### EXERCISE INSTRUCTIONS
Go through the entries below and count the lines holding the word "this". Reply with only the number, please.
+---+
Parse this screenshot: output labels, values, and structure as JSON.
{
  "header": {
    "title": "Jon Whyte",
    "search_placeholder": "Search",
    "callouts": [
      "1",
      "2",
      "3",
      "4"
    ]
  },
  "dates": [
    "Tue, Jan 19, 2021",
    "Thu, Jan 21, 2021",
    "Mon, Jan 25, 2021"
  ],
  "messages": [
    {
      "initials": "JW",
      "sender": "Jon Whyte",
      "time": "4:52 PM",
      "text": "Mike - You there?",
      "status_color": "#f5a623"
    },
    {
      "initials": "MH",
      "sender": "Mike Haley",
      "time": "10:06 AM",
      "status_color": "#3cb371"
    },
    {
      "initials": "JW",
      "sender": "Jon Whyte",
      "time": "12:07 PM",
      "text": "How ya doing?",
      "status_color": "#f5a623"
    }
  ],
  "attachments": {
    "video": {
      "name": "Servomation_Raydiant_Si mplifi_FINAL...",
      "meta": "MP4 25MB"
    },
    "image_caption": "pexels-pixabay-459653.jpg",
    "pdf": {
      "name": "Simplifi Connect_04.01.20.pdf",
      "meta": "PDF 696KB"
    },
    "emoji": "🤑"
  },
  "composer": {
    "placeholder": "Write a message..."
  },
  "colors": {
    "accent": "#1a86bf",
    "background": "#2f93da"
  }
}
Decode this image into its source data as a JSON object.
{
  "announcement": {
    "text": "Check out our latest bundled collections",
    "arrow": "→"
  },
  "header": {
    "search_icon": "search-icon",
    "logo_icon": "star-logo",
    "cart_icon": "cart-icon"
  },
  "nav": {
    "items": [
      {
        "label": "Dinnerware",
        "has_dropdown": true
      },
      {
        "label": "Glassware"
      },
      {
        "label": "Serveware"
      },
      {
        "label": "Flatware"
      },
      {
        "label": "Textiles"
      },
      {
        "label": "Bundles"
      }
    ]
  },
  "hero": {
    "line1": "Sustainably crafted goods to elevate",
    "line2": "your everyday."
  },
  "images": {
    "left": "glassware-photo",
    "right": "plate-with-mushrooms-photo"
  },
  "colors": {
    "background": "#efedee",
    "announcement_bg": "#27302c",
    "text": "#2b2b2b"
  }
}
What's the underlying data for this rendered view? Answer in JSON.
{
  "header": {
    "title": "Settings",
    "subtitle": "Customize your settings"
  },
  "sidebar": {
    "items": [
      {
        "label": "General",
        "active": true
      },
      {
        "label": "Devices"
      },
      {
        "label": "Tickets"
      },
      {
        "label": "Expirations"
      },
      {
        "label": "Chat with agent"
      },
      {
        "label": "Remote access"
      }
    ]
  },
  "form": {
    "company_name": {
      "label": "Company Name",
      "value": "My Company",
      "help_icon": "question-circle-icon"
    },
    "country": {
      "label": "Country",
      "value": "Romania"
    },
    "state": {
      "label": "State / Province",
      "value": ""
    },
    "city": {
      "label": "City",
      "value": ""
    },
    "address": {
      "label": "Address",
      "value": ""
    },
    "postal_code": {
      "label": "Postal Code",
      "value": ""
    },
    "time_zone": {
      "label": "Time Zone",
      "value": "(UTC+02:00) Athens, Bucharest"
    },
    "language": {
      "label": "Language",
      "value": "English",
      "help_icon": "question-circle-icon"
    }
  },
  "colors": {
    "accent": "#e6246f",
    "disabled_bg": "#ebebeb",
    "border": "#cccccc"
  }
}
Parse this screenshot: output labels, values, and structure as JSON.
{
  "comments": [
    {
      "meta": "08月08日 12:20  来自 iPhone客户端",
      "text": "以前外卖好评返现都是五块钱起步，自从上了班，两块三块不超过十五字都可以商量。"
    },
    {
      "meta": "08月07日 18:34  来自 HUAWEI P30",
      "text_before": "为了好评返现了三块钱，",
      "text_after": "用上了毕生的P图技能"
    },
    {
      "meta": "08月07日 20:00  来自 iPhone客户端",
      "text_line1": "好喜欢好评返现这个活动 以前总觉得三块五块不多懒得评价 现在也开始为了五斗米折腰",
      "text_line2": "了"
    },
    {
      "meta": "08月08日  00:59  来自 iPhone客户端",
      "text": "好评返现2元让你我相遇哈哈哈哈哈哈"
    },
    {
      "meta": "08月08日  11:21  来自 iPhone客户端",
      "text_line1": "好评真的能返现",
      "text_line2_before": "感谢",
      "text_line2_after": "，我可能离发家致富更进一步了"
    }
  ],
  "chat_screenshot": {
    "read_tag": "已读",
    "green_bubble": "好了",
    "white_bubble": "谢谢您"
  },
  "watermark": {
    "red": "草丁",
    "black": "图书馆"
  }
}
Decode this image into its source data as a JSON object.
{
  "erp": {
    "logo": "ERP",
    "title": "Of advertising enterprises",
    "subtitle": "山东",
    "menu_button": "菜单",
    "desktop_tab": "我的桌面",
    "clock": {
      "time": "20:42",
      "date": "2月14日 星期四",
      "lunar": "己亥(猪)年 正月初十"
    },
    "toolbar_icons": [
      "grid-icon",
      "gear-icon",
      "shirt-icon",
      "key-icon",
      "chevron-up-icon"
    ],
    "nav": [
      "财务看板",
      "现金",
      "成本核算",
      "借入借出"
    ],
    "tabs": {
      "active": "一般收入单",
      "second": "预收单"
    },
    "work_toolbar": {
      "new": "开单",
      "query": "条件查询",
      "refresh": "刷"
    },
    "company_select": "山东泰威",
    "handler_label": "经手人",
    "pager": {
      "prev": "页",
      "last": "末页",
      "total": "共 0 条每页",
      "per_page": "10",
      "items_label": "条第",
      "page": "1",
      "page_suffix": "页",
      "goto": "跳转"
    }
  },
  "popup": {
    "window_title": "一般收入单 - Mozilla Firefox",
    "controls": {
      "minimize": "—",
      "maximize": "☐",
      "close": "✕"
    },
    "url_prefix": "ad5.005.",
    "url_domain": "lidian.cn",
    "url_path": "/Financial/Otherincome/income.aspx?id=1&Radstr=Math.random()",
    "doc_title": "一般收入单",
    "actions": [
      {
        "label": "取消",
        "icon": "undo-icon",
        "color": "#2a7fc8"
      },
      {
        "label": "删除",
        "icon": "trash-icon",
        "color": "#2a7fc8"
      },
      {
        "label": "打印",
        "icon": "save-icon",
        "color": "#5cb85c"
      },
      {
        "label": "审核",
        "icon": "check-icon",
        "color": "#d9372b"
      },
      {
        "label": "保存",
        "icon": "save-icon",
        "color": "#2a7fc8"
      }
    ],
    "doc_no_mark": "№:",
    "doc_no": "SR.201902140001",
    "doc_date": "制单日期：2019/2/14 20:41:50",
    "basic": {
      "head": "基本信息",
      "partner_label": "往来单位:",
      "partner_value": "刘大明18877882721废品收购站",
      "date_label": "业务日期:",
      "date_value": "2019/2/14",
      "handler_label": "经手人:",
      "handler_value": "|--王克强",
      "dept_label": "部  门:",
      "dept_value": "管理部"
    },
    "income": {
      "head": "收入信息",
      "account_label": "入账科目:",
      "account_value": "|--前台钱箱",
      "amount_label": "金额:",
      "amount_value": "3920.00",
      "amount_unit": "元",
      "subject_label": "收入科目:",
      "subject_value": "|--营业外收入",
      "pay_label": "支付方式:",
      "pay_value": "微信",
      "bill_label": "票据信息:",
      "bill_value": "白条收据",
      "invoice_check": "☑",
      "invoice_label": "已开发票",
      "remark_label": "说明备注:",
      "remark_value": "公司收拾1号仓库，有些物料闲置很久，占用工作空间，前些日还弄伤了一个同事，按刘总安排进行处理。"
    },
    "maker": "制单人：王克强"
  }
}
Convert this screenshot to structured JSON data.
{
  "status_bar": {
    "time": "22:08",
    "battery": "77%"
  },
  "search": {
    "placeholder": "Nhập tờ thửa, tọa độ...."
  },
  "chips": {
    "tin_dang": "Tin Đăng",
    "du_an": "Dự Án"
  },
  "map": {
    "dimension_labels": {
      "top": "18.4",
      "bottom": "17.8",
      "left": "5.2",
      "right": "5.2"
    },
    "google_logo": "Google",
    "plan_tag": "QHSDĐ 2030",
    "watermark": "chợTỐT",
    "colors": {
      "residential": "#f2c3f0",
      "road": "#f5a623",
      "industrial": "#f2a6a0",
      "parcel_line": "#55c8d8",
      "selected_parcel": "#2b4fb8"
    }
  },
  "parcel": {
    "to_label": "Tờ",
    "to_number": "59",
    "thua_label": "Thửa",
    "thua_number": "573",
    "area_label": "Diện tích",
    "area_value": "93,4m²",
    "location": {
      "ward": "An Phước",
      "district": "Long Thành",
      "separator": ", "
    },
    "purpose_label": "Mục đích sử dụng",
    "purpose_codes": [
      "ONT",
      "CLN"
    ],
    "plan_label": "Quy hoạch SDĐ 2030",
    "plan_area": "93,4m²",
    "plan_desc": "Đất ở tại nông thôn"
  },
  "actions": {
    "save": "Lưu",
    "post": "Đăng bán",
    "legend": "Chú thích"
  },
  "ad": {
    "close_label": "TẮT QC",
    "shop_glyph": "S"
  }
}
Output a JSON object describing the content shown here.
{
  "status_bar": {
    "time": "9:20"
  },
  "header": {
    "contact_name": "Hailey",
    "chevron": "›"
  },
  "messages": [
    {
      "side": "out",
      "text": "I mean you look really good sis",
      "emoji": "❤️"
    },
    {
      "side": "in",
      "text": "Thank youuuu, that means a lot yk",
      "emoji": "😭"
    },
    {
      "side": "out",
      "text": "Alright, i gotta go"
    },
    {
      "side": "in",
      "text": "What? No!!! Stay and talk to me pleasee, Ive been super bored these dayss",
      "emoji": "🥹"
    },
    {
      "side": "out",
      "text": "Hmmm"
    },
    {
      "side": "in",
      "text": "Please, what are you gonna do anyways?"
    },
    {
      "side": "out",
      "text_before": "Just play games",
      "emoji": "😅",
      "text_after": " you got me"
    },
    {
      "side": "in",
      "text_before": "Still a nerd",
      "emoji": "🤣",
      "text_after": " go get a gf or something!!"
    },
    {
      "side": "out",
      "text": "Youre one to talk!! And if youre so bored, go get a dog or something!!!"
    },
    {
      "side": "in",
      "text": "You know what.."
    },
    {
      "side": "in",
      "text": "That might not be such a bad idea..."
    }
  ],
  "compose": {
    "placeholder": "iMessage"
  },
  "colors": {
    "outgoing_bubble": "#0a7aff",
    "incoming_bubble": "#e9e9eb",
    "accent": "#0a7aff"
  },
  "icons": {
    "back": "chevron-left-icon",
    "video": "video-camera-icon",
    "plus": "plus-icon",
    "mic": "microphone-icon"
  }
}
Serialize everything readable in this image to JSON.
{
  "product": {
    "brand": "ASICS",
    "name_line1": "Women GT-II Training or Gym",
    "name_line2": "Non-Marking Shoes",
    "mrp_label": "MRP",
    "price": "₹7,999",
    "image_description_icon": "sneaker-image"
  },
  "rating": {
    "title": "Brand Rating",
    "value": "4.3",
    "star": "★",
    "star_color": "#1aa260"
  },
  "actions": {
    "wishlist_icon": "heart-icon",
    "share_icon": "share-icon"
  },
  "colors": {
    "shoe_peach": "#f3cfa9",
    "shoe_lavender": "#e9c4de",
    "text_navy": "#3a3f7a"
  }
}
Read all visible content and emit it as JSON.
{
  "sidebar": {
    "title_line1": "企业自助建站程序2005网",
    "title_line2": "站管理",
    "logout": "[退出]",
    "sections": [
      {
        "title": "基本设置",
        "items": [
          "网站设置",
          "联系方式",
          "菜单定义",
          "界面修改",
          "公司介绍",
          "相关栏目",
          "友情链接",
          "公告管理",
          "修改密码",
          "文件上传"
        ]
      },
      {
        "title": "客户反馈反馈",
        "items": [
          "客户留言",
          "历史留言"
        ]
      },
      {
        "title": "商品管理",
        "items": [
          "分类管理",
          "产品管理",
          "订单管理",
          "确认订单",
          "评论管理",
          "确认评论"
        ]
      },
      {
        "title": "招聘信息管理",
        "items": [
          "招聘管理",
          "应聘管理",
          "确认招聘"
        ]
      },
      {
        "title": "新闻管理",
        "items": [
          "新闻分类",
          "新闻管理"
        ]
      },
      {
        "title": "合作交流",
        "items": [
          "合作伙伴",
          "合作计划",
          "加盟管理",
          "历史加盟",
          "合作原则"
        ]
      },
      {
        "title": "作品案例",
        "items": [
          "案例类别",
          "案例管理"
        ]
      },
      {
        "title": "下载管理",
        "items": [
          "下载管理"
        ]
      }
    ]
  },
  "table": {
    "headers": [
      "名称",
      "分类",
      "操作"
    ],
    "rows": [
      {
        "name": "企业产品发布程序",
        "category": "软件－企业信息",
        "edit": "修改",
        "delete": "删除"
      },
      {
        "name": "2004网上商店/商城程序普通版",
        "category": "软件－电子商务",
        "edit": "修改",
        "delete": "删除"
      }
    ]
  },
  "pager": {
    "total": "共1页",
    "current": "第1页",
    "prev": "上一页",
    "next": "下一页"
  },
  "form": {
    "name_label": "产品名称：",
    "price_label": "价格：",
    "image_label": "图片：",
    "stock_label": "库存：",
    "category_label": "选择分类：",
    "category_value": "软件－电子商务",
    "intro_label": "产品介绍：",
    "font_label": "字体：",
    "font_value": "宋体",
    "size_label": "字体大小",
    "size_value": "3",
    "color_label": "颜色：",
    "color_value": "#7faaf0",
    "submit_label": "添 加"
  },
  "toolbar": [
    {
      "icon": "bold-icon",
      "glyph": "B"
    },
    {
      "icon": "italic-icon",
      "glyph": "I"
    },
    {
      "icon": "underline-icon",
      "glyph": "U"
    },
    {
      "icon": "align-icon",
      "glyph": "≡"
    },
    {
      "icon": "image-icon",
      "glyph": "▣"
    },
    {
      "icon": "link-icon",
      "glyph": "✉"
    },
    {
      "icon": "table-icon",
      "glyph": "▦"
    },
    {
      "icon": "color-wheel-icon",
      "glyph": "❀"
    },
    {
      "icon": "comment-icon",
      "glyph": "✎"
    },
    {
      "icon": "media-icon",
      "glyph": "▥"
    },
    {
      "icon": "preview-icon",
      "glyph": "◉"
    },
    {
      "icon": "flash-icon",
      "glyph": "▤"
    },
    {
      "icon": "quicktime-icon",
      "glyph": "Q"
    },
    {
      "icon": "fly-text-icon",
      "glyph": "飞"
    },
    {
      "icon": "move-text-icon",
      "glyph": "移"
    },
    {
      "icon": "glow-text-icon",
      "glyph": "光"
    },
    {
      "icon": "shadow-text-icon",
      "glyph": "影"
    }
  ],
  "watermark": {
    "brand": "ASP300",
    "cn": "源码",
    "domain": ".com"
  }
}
+---+
### EXERCISE RESPONSE
7